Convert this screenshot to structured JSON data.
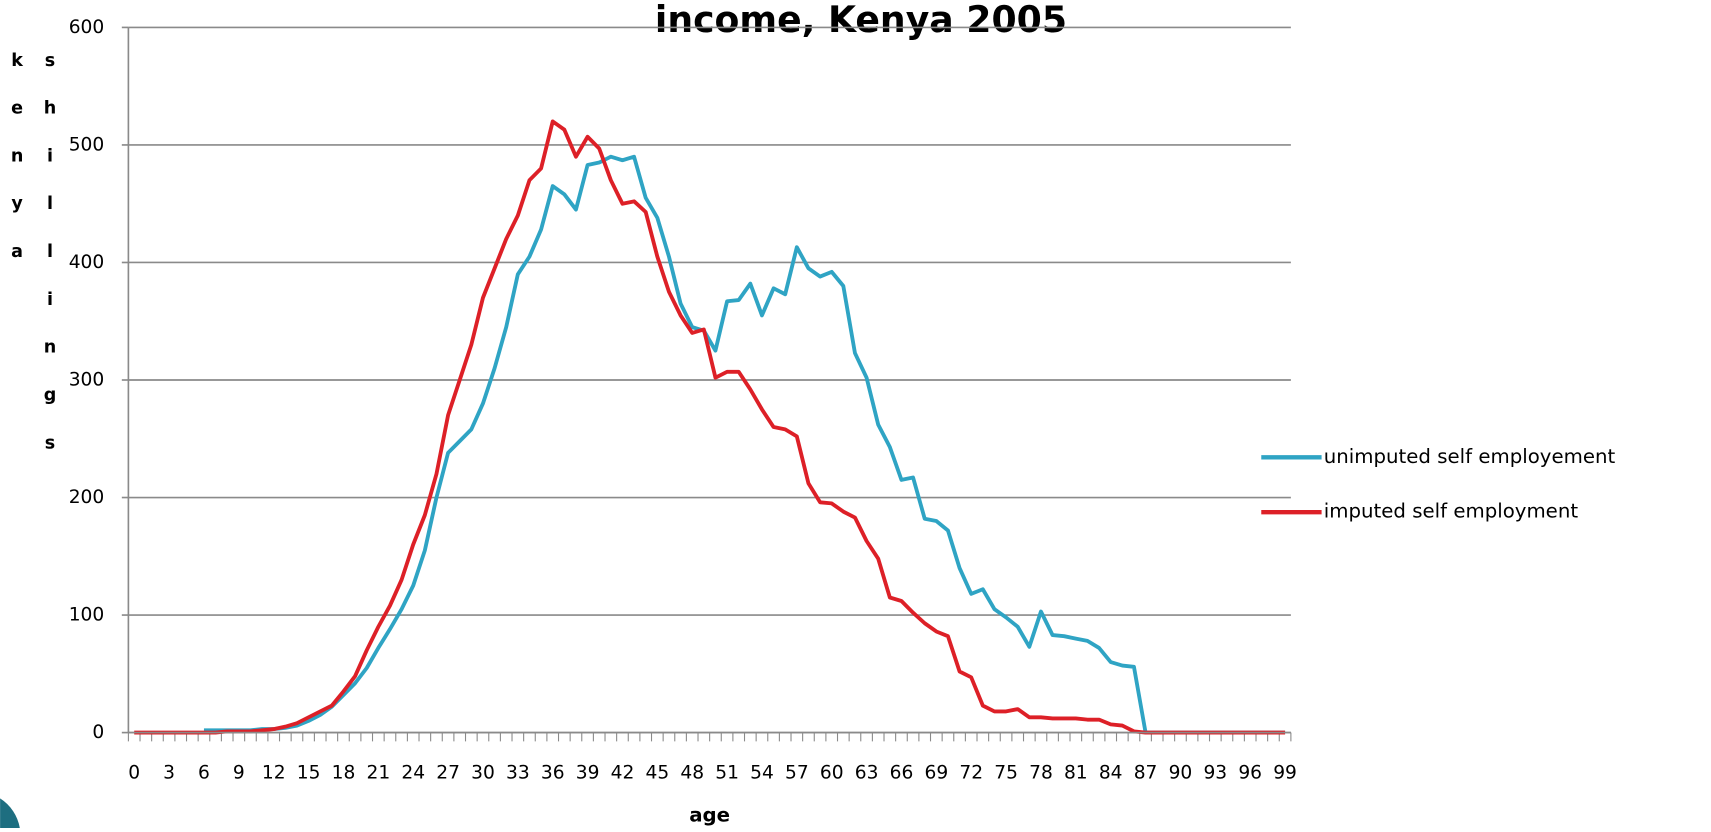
{
  "chart_data": {
    "type": "line",
    "title": "income, Kenya 2005",
    "x_label": "age",
    "y_label": "kenya shillings",
    "categories": [
      "0",
      null,
      null,
      "3",
      null,
      null,
      "6",
      null,
      null,
      "9",
      null,
      null,
      "12",
      null,
      null,
      "15",
      null,
      null,
      "18",
      null,
      null,
      "21",
      null,
      null,
      "24",
      null,
      null,
      "27",
      null,
      null,
      "30",
      null,
      null,
      "33",
      null,
      null,
      "36",
      null,
      null,
      "39",
      null,
      null,
      "42",
      null,
      null,
      "45",
      null,
      null,
      "48",
      null,
      null,
      "51",
      null,
      null,
      "54",
      null,
      null,
      "57",
      null,
      null,
      "60",
      null,
      null,
      "63",
      null,
      null,
      "66",
      null,
      null,
      "69",
      null,
      null,
      "72",
      null,
      null,
      "75",
      null,
      null,
      "78",
      null,
      null,
      "81",
      null,
      null,
      "84",
      null,
      null,
      "87",
      null,
      null,
      "90",
      null,
      null,
      "93",
      null,
      null,
      "96",
      null,
      null,
      "99"
    ],
    "series": [
      {
        "name": "unimputed self employement",
        "color": "#2fa4c4",
        "values": [
          null,
          null,
          null,
          null,
          null,
          null,
          2,
          2,
          2,
          2,
          2,
          3,
          3,
          4,
          6,
          10,
          15,
          22,
          32,
          42,
          55,
          72,
          88,
          105,
          125,
          155,
          200,
          238,
          248,
          258,
          280,
          310,
          345,
          390,
          405,
          428,
          465,
          458,
          445,
          483,
          485,
          490,
          487,
          490,
          455,
          438,
          405,
          365,
          345,
          342,
          325,
          367,
          368,
          382,
          355,
          378,
          373,
          413,
          395,
          388,
          392,
          380,
          323,
          302,
          262,
          243,
          215,
          217,
          182,
          180,
          172,
          140,
          118,
          122,
          105,
          98,
          90,
          73,
          103,
          83,
          82,
          80,
          78,
          72,
          60,
          57,
          56,
          0,
          0,
          0,
          0,
          0,
          0,
          0,
          0,
          0,
          0,
          0,
          0,
          0
        ]
      },
      {
        "name": "imputed self employment",
        "color": "#dd2027",
        "values": [
          0,
          0,
          0,
          0,
          0,
          0,
          0,
          0,
          1,
          1,
          1,
          2,
          3,
          5,
          8,
          13,
          18,
          23,
          35,
          48,
          70,
          90,
          108,
          130,
          160,
          185,
          220,
          270,
          300,
          330,
          370,
          395,
          420,
          440,
          470,
          480,
          520,
          513,
          490,
          507,
          497,
          470,
          450,
          452,
          443,
          405,
          375,
          355,
          340,
          343,
          302,
          307,
          307,
          292,
          275,
          260,
          258,
          252,
          212,
          196,
          195,
          188,
          183,
          163,
          148,
          115,
          112,
          102,
          93,
          86,
          82,
          52,
          47,
          23,
          18,
          18,
          20,
          13,
          13,
          12,
          12,
          12,
          11,
          11,
          7,
          6,
          1,
          0,
          0,
          0,
          0,
          0,
          0,
          0,
          0,
          0,
          0,
          0,
          0,
          0
        ]
      }
    ],
    "ylim": [
      0,
      600
    ],
    "yticks": [
      0,
      100,
      200,
      300,
      400,
      500,
      600
    ],
    "grid": true,
    "legend": "right"
  }
}
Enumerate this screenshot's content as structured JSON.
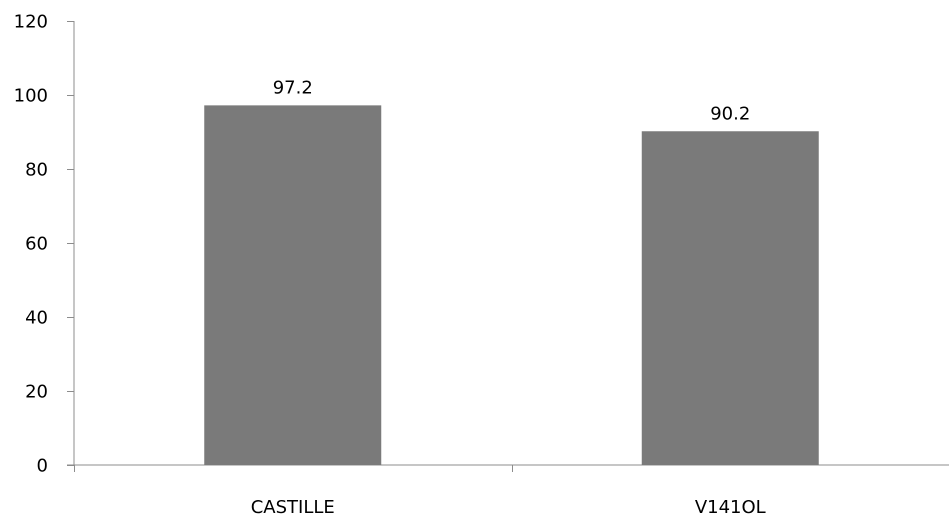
{
  "chart_data": {
    "type": "bar",
    "title": "",
    "xlabel": "",
    "ylabel": "",
    "categories": [
      "CASTILLE",
      "V141OL"
    ],
    "series": [
      {
        "values": [
          97.2,
          90.2
        ]
      }
    ],
    "data_labels": [
      "97.2",
      "90.2"
    ],
    "ylim": [
      0,
      120
    ],
    "yticks": [
      0,
      20,
      40,
      60,
      80,
      100,
      120
    ],
    "grid": false,
    "legend": "none",
    "colors": {
      "bar": "#7a7a7a",
      "axis": "#8c8c8c",
      "text": "#000000"
    }
  }
}
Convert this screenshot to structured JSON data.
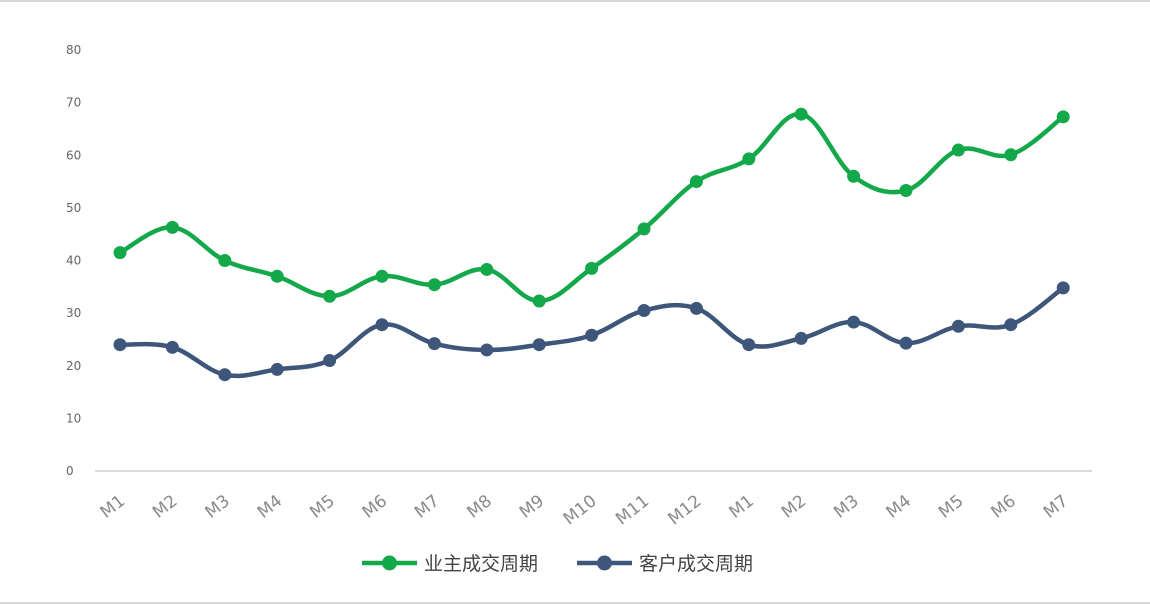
{
  "chart_data": {
    "type": "line",
    "categories": [
      "M1",
      "M2",
      "M3",
      "M4",
      "M5",
      "M6",
      "M7",
      "M8",
      "M9",
      "M10",
      "M11",
      "M12",
      "M1",
      "M2",
      "M3",
      "M4",
      "M5",
      "M6",
      "M7"
    ],
    "series": [
      {
        "name": "业主成交周期",
        "color": "#13a84a",
        "values": [
          41.5,
          46.3,
          40.0,
          37.0,
          33.2,
          37.0,
          35.4,
          38.3,
          32.3,
          38.5,
          46.0,
          55.0,
          59.3,
          67.8,
          56.0,
          53.3,
          61.0,
          60.1,
          67.3
        ]
      },
      {
        "name": "客户成交周期",
        "color": "#3e5679",
        "values": [
          24.0,
          23.5,
          18.3,
          19.3,
          21.0,
          27.8,
          24.2,
          23.0,
          24.0,
          25.8,
          30.5,
          30.9,
          24.0,
          25.2,
          28.3,
          24.3,
          27.5,
          27.8,
          34.8
        ]
      }
    ],
    "ylim": [
      0,
      80
    ],
    "yticks": [
      "0",
      "10",
      "20",
      "30",
      "40",
      "50",
      "60",
      "70",
      "80"
    ],
    "grid": false,
    "legend": "bottom-center",
    "title": "",
    "xlabel": "",
    "ylabel": ""
  }
}
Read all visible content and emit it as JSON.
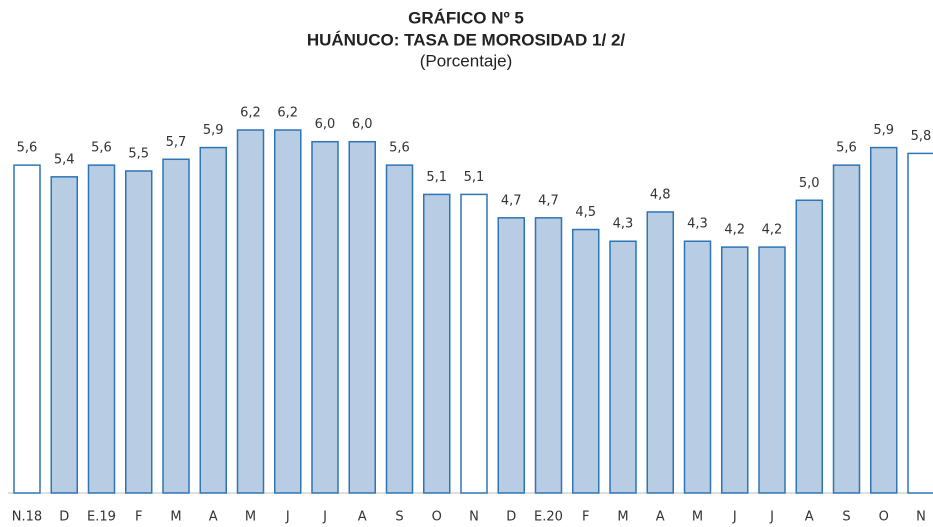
{
  "chart_data": {
    "type": "bar",
    "title": "GRÁFICO Nº 5",
    "subtitle": "HUÁNUCO: TASA DE MOROSIDAD 1/ 2/",
    "unit_label": "(Porcentaje)",
    "categories": [
      "N.18",
      "D",
      "E.19",
      "F",
      "M",
      "A",
      "M",
      "J",
      "J",
      "A",
      "S",
      "O",
      "N",
      "D",
      "E.20",
      "F",
      "M",
      "A",
      "M",
      "J",
      "J",
      "A",
      "S",
      "O",
      "N"
    ],
    "values": [
      5.6,
      5.4,
      5.6,
      5.5,
      5.7,
      5.9,
      6.2,
      6.2,
      6.0,
      6.0,
      5.6,
      5.1,
      5.1,
      4.7,
      4.7,
      4.5,
      4.3,
      4.8,
      4.3,
      4.2,
      4.2,
      5.0,
      5.6,
      5.9,
      5.8
    ],
    "value_labels": [
      "5,6",
      "5,4",
      "5,6",
      "5,5",
      "5,7",
      "5,9",
      "6,2",
      "6,2",
      "6,0",
      "6,0",
      "5,6",
      "5,1",
      "5,1",
      "4,7",
      "4,7",
      "4,5",
      "4,3",
      "4,8",
      "4,3",
      "4,2",
      "4,2",
      "5,0",
      "5,6",
      "5,9",
      "5,8"
    ],
    "colors": [
      "#ffffff",
      "#b8cce4",
      "#b8cce4",
      "#b8cce4",
      "#b8cce4",
      "#b8cce4",
      "#b8cce4",
      "#b8cce4",
      "#b8cce4",
      "#b8cce4",
      "#b8cce4",
      "#b8cce4",
      "#ffffff",
      "#b8cce4",
      "#b8cce4",
      "#b8cce4",
      "#b8cce4",
      "#b8cce4",
      "#b8cce4",
      "#b8cce4",
      "#b8cce4",
      "#b8cce4",
      "#b8cce4",
      "#b8cce4",
      "#ffffff"
    ],
    "edge_color": "#2e75b6",
    "ylim": [
      0,
      6.2
    ]
  }
}
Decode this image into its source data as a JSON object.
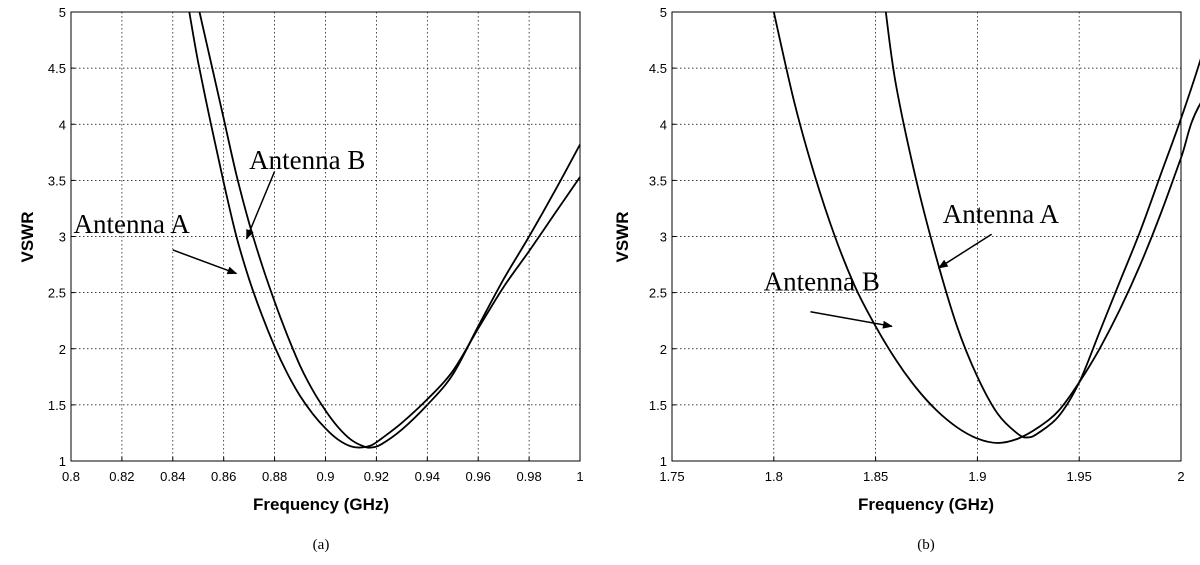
{
  "chart_data": [
    {
      "type": "line",
      "id": "a",
      "caption": "(a)",
      "xlabel": "Frequency (GHz)",
      "ylabel": "VSWR",
      "xlim": [
        0.8,
        1.0
      ],
      "ylim": [
        1,
        5
      ],
      "xticks": [
        0.8,
        0.82,
        0.84,
        0.86,
        0.88,
        0.9,
        0.92,
        0.94,
        0.96,
        0.98,
        1
      ],
      "xtick_labels": [
        "0.8",
        "0.82",
        "0.84",
        "0.86",
        "0.88",
        "0.9",
        "0.92",
        "0.94",
        "0.96",
        "0.98",
        "1"
      ],
      "yticks": [
        1,
        1.5,
        2,
        2.5,
        3,
        3.5,
        4,
        4.5,
        5
      ],
      "ytick_labels": [
        "1",
        "1.5",
        "2",
        "2.5",
        "3",
        "3.5",
        "4",
        "4.5",
        "5"
      ],
      "grid": true,
      "series": [
        {
          "name": "Antenna A",
          "points": [
            [
              0.8465,
              5.0
            ],
            [
              0.85,
              4.55
            ],
            [
              0.855,
              4.0
            ],
            [
              0.86,
              3.48
            ],
            [
              0.865,
              3.0
            ],
            [
              0.87,
              2.62
            ],
            [
              0.875,
              2.3
            ],
            [
              0.88,
              2.02
            ],
            [
              0.885,
              1.78
            ],
            [
              0.89,
              1.58
            ],
            [
              0.895,
              1.42
            ],
            [
              0.9,
              1.29
            ],
            [
              0.905,
              1.19
            ],
            [
              0.91,
              1.13
            ],
            [
              0.914,
              1.12
            ],
            [
              0.918,
              1.14
            ],
            [
              0.922,
              1.2
            ],
            [
              0.93,
              1.34
            ],
            [
              0.94,
              1.55
            ],
            [
              0.95,
              1.8
            ],
            [
              0.96,
              2.18
            ],
            [
              0.97,
              2.55
            ],
            [
              0.98,
              2.87
            ],
            [
              0.99,
              3.2
            ],
            [
              1.0,
              3.53
            ]
          ]
        },
        {
          "name": "Antenna B",
          "points": [
            [
              0.8505,
              5.0
            ],
            [
              0.855,
              4.55
            ],
            [
              0.86,
              4.05
            ],
            [
              0.865,
              3.55
            ],
            [
              0.87,
              3.12
            ],
            [
              0.875,
              2.75
            ],
            [
              0.88,
              2.42
            ],
            [
              0.885,
              2.12
            ],
            [
              0.89,
              1.85
            ],
            [
              0.895,
              1.63
            ],
            [
              0.9,
              1.45
            ],
            [
              0.905,
              1.3
            ],
            [
              0.91,
              1.19
            ],
            [
              0.915,
              1.13
            ],
            [
              0.918,
              1.12
            ],
            [
              0.922,
              1.15
            ],
            [
              0.93,
              1.28
            ],
            [
              0.94,
              1.5
            ],
            [
              0.95,
              1.77
            ],
            [
              0.96,
              2.2
            ],
            [
              0.97,
              2.62
            ],
            [
              0.98,
              3.0
            ],
            [
              0.99,
              3.4
            ],
            [
              1.0,
              3.82
            ]
          ]
        }
      ],
      "annotations": [
        {
          "text": "Antenna B",
          "text_at": [
            0.87,
            3.6
          ],
          "arrow_from": [
            0.88,
            3.58
          ],
          "arrow_to": [
            0.869,
            2.98
          ]
        },
        {
          "text": "Antenna A",
          "text_at": [
            0.801,
            3.03
          ],
          "arrow_from": [
            0.84,
            2.88
          ],
          "arrow_to": [
            0.865,
            2.67
          ]
        }
      ]
    },
    {
      "type": "line",
      "id": "b",
      "caption": "(b)",
      "xlabel": "Frequency (GHz)",
      "ylabel": "VSWR",
      "xlim": [
        1.75,
        2.0
      ],
      "ylim": [
        1,
        5
      ],
      "xticks": [
        1.75,
        1.8,
        1.85,
        1.9,
        1.95,
        2,
        2.05
      ],
      "xtick_labels": [
        "1.75",
        "1.8",
        "1.85",
        "1.9",
        "1.95",
        "2",
        "2.0"
      ],
      "yticks": [
        1,
        1.5,
        2,
        2.5,
        3,
        3.5,
        4,
        4.5,
        5
      ],
      "ytick_labels": [
        "1",
        "1.5",
        "2",
        "2.5",
        "3",
        "3.5",
        "4",
        "4.5",
        "5"
      ],
      "grid": true,
      "series": [
        {
          "name": "Antenna B",
          "points": [
            [
              1.8,
              5.0
            ],
            [
              1.81,
              4.2
            ],
            [
              1.82,
              3.55
            ],
            [
              1.83,
              3.0
            ],
            [
              1.84,
              2.55
            ],
            [
              1.85,
              2.2
            ],
            [
              1.86,
              1.9
            ],
            [
              1.87,
              1.65
            ],
            [
              1.88,
              1.45
            ],
            [
              1.89,
              1.3
            ],
            [
              1.9,
              1.2
            ],
            [
              1.91,
              1.16
            ],
            [
              1.92,
              1.2
            ],
            [
              1.93,
              1.3
            ],
            [
              1.94,
              1.45
            ],
            [
              1.95,
              1.7
            ],
            [
              1.96,
              2.0
            ],
            [
              1.97,
              2.35
            ],
            [
              1.98,
              2.75
            ],
            [
              1.99,
              3.2
            ],
            [
              2.0,
              3.7
            ],
            [
              2.01,
              4.2
            ],
            [
              2.04,
              4.95
            ]
          ]
        },
        {
          "name": "Antenna A",
          "points": [
            [
              1.855,
              5.0
            ],
            [
              1.86,
              4.35
            ],
            [
              1.87,
              3.5
            ],
            [
              1.88,
              2.8
            ],
            [
              1.89,
              2.2
            ],
            [
              1.9,
              1.75
            ],
            [
              1.91,
              1.42
            ],
            [
              1.92,
              1.24
            ],
            [
              1.925,
              1.21
            ],
            [
              1.93,
              1.25
            ],
            [
              1.94,
              1.4
            ],
            [
              1.95,
              1.7
            ],
            [
              1.96,
              2.15
            ],
            [
              1.97,
              2.6
            ],
            [
              1.98,
              3.05
            ],
            [
              1.99,
              3.55
            ],
            [
              2.0,
              4.05
            ],
            [
              2.01,
              4.6
            ],
            [
              2.016,
              5.0
            ]
          ]
        }
      ],
      "annotations": [
        {
          "text": "Antenna A",
          "text_at": [
            1.883,
            3.12
          ],
          "arrow_from": [
            1.907,
            3.02
          ],
          "arrow_to": [
            1.881,
            2.72
          ]
        },
        {
          "text": "Antenna B",
          "text_at": [
            1.795,
            2.52
          ],
          "arrow_from": [
            1.818,
            2.33
          ],
          "arrow_to": [
            1.858,
            2.2
          ]
        }
      ]
    }
  ]
}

--------

Where a line contains "content", copy that line.

* _ANSWER TO THIS TASK_
Enumerate this screenshot's content as structured JSON.
Read all visible content and emit it as JSON.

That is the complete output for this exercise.